Exercise brief. Which lines in the records below contain the word "date"? Copy each of them.

Data listing.
★ ★ ★ ★ ★

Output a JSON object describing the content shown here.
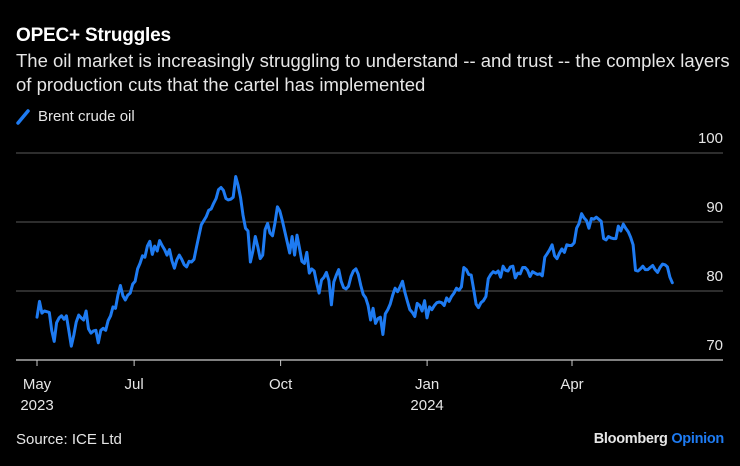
{
  "header": {
    "title": "OPEC+ Struggles",
    "subtitle": "The oil market is increasingly struggling to understand -- and trust -- the complex layers of production cuts that the cartel has implemented"
  },
  "footer": {
    "source": "Source: ICE Ltd",
    "brand_main": "Bloomberg",
    "brand_sub": "Opinion"
  },
  "colors": {
    "background": "#000000",
    "line": "#1e7bf2",
    "grid": "#5a5a5a",
    "axis": "#cccccc",
    "brand_accent": "#1e7bf2"
  },
  "chart_data": {
    "type": "line",
    "title": "OPEC+ Struggles",
    "xlabel": "",
    "ylabel": "",
    "ylim": [
      70,
      100
    ],
    "yticks": [
      70,
      80,
      90,
      100
    ],
    "ytick_labels": [
      "70",
      "80",
      "90",
      "100"
    ],
    "y_axis_side": "right",
    "grid": true,
    "legend": "top-left",
    "x_start": "2023-05-01",
    "x_end": "2024-06-03",
    "xticks": [
      {
        "date": "2023-05-01",
        "label": "May",
        "sublabel": "2023"
      },
      {
        "date": "2023-07-01",
        "label": "Jul",
        "sublabel": ""
      },
      {
        "date": "2023-10-01",
        "label": "Oct",
        "sublabel": ""
      },
      {
        "date": "2024-01-01",
        "label": "Jan",
        "sublabel": "2024"
      },
      {
        "date": "2024-04-01",
        "label": "Apr",
        "sublabel": ""
      }
    ],
    "series": [
      {
        "name": "Brent crude oil",
        "values": [
          76.2,
          78.5,
          76.8,
          77.1,
          77.0,
          76.9,
          74.3,
          72.7,
          75.4,
          76.1,
          76.4,
          75.9,
          76.4,
          74.2,
          72.0,
          73.6,
          75.5,
          76.5,
          76.1,
          75.8,
          77.1,
          74.5,
          73.9,
          74.2,
          74.3,
          72.5,
          74.3,
          74.6,
          74.3,
          75.7,
          76.4,
          77.7,
          77.5,
          79.4,
          80.8,
          79.3,
          78.7,
          79.4,
          79.7,
          81.0,
          81.4,
          83.2,
          84.0,
          85.1,
          84.9,
          86.5,
          87.2,
          85.3,
          86.5,
          85.8,
          87.3,
          86.6,
          86.0,
          85.2,
          86.0,
          84.4,
          83.3,
          84.5,
          85.2,
          84.6,
          83.8,
          83.5,
          84.3,
          84.2,
          84.6,
          86.3,
          88.0,
          89.6,
          90.2,
          90.8,
          91.7,
          91.9,
          92.7,
          93.4,
          94.7,
          95.0,
          94.6,
          93.4,
          93.2,
          93.3,
          93.6,
          96.6,
          95.3,
          93.5,
          91.0,
          89.1,
          88.7,
          84.2,
          85.8,
          87.9,
          86.4,
          84.7,
          85.2,
          88.9,
          89.8,
          88.4,
          88.0,
          89.8,
          92.2,
          91.6,
          90.2,
          88.7,
          87.1,
          85.5,
          87.9,
          85.2,
          88.1,
          86.2,
          84.3,
          84.0,
          85.6,
          82.6,
          83.2,
          82.9,
          81.2,
          79.7,
          81.6,
          82.0,
          82.7,
          81.5,
          78.0,
          81.3,
          82.3,
          83.1,
          81.4,
          80.5,
          80.3,
          80.7,
          82.1,
          82.9,
          83.2,
          82.4,
          80.8,
          79.5,
          79.0,
          77.9,
          75.8,
          77.5,
          75.3,
          76.0,
          76.2,
          73.7,
          76.7,
          77.3,
          78.1,
          79.4,
          80.4,
          79.9,
          80.6,
          81.4,
          79.8,
          78.5,
          77.3,
          76.9,
          76.3,
          78.2,
          77.9,
          77.1,
          78.6,
          76.1,
          77.7,
          77.3,
          77.9,
          78.3,
          78.4,
          78.3,
          77.9,
          79.0,
          78.5,
          79.2,
          79.7,
          80.4,
          80.1,
          80.6,
          83.4,
          83.1,
          82.4,
          82.3,
          80.3,
          78.1,
          77.6,
          78.3,
          78.6,
          79.2,
          81.8,
          82.4,
          82.8,
          82.6,
          82.9,
          82.0,
          83.6,
          83.0,
          82.9,
          83.5,
          83.6,
          81.9,
          82.6,
          82.5,
          83.4,
          83.4,
          83.0,
          82.1,
          82.8,
          82.6,
          82.4,
          82.5,
          82.2,
          84.9,
          85.4,
          86.0,
          86.7,
          85.1,
          84.7,
          85.5,
          86.1,
          85.6,
          86.7,
          86.6,
          86.6,
          87.0,
          89.1,
          89.8,
          91.2,
          90.6,
          90.2,
          89.1,
          90.5,
          90.4,
          90.7,
          90.4,
          90.1,
          87.6,
          87.4,
          87.9,
          87.7,
          87.6,
          87.6,
          89.4,
          88.7,
          89.7,
          89.1,
          88.6,
          87.8,
          86.7,
          83.0,
          82.9,
          83.2,
          83.6,
          83.1,
          83.1,
          83.4,
          83.7,
          83.1,
          82.7,
          83.4,
          83.9,
          83.8,
          83.5,
          82.0,
          81.2
        ]
      }
    ]
  }
}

★ ★ ★ ★ ★

Finished task.
        "date": "2023-05-01",
        "date": "2023-07-01",
        "date": "2023-10-01",
        "date": "2024-01-01",
        "date": "2024-04-01",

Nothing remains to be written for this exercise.